Only the lines holding the string "Sèche" are needed. Copy each one.

— begin —

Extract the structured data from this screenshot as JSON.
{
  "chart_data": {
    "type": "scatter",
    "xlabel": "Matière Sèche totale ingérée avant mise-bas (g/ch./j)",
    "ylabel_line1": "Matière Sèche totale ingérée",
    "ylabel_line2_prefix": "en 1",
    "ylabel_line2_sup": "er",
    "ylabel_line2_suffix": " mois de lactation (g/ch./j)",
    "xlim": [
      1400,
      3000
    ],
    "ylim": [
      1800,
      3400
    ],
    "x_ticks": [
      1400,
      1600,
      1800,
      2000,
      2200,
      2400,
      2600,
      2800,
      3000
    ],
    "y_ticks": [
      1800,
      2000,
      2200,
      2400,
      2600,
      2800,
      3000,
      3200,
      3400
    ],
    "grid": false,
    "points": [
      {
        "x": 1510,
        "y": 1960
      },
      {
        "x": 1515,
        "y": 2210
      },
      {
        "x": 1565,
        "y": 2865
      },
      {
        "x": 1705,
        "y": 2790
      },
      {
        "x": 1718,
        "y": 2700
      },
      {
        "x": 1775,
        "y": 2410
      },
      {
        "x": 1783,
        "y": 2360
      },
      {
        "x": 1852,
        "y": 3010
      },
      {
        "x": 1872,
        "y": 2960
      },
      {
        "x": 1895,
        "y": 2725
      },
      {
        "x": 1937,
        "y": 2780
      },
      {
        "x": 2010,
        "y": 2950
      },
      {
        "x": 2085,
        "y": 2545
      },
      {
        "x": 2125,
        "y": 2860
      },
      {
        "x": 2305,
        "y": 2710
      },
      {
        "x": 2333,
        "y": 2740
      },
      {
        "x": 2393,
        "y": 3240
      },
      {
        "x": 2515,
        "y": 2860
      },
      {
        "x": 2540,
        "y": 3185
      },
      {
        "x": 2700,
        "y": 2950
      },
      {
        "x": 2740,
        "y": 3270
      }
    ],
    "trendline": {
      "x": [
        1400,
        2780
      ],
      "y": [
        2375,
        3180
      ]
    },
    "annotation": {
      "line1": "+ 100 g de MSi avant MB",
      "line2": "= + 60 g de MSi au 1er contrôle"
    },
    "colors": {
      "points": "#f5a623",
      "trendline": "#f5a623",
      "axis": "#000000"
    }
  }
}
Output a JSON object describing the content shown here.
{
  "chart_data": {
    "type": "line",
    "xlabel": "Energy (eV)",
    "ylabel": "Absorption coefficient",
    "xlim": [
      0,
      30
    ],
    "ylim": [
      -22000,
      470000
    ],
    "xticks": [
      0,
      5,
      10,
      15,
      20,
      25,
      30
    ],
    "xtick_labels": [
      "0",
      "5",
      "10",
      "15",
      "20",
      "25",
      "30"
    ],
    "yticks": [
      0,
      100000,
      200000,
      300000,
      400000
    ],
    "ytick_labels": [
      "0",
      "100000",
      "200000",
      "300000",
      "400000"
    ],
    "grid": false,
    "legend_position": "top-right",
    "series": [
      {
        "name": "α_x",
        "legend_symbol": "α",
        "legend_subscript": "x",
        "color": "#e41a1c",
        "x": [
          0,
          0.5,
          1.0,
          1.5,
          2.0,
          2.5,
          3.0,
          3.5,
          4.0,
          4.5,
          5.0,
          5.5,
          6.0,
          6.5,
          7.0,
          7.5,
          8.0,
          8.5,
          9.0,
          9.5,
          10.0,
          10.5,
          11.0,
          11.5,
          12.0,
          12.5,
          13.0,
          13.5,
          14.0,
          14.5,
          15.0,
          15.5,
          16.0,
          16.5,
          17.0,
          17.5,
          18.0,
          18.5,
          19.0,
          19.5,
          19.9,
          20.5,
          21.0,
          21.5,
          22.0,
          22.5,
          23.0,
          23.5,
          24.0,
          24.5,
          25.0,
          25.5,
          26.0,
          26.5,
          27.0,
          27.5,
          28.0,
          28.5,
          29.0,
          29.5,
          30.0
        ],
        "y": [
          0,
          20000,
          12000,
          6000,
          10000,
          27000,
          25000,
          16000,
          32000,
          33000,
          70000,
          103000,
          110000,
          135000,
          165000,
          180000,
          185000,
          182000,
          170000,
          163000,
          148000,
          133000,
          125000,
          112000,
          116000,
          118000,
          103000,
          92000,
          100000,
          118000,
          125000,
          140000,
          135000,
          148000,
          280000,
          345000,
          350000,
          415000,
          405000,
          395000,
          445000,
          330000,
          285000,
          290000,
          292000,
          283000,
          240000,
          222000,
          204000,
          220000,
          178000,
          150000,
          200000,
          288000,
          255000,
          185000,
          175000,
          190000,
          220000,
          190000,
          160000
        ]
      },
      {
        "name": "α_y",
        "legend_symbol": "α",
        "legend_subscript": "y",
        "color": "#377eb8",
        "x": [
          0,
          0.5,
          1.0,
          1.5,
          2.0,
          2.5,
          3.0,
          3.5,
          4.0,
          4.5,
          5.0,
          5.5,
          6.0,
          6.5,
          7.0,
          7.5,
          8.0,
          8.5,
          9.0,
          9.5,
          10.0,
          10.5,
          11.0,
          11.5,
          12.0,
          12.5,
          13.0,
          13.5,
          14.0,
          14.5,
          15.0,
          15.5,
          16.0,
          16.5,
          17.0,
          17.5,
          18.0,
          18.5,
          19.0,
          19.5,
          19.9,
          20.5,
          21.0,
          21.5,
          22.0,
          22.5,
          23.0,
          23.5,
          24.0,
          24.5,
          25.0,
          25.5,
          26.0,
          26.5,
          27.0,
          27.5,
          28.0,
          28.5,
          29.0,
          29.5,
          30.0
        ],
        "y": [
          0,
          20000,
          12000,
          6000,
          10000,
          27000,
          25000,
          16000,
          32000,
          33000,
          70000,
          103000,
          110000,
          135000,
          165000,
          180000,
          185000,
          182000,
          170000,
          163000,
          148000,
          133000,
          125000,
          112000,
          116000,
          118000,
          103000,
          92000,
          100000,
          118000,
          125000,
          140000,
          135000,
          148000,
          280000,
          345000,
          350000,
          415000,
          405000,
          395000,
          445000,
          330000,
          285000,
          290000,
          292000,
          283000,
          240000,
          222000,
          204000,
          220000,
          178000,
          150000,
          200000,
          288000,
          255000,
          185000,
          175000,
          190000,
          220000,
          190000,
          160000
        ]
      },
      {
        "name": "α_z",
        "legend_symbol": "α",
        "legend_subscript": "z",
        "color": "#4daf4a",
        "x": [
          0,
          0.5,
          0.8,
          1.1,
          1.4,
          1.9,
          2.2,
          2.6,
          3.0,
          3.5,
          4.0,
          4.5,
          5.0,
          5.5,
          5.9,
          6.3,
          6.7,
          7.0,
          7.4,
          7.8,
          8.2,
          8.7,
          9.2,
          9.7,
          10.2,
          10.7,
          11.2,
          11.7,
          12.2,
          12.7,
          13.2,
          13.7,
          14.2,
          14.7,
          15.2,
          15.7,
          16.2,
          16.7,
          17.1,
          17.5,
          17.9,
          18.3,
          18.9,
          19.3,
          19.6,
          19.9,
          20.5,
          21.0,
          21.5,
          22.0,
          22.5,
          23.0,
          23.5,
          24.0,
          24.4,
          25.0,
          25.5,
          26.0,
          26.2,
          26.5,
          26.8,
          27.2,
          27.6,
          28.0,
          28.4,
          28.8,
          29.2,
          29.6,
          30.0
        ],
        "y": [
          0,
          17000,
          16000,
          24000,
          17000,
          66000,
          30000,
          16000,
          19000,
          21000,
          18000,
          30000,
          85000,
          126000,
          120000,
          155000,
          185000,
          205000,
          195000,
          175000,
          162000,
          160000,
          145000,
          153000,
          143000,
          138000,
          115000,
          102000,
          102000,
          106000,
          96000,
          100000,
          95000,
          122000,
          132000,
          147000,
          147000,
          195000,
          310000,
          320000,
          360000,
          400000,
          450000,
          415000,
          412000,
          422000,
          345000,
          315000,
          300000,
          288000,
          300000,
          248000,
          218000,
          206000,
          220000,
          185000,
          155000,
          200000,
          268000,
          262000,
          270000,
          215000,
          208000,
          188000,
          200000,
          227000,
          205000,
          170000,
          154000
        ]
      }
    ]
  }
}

— end —

▶ SOLUTION BELOW
    "xlabel": "Matière Sèche totale ingérée avant mise-bas (g/ch./j)",
    "ylabel_line1": "Matière Sèche totale ingérée",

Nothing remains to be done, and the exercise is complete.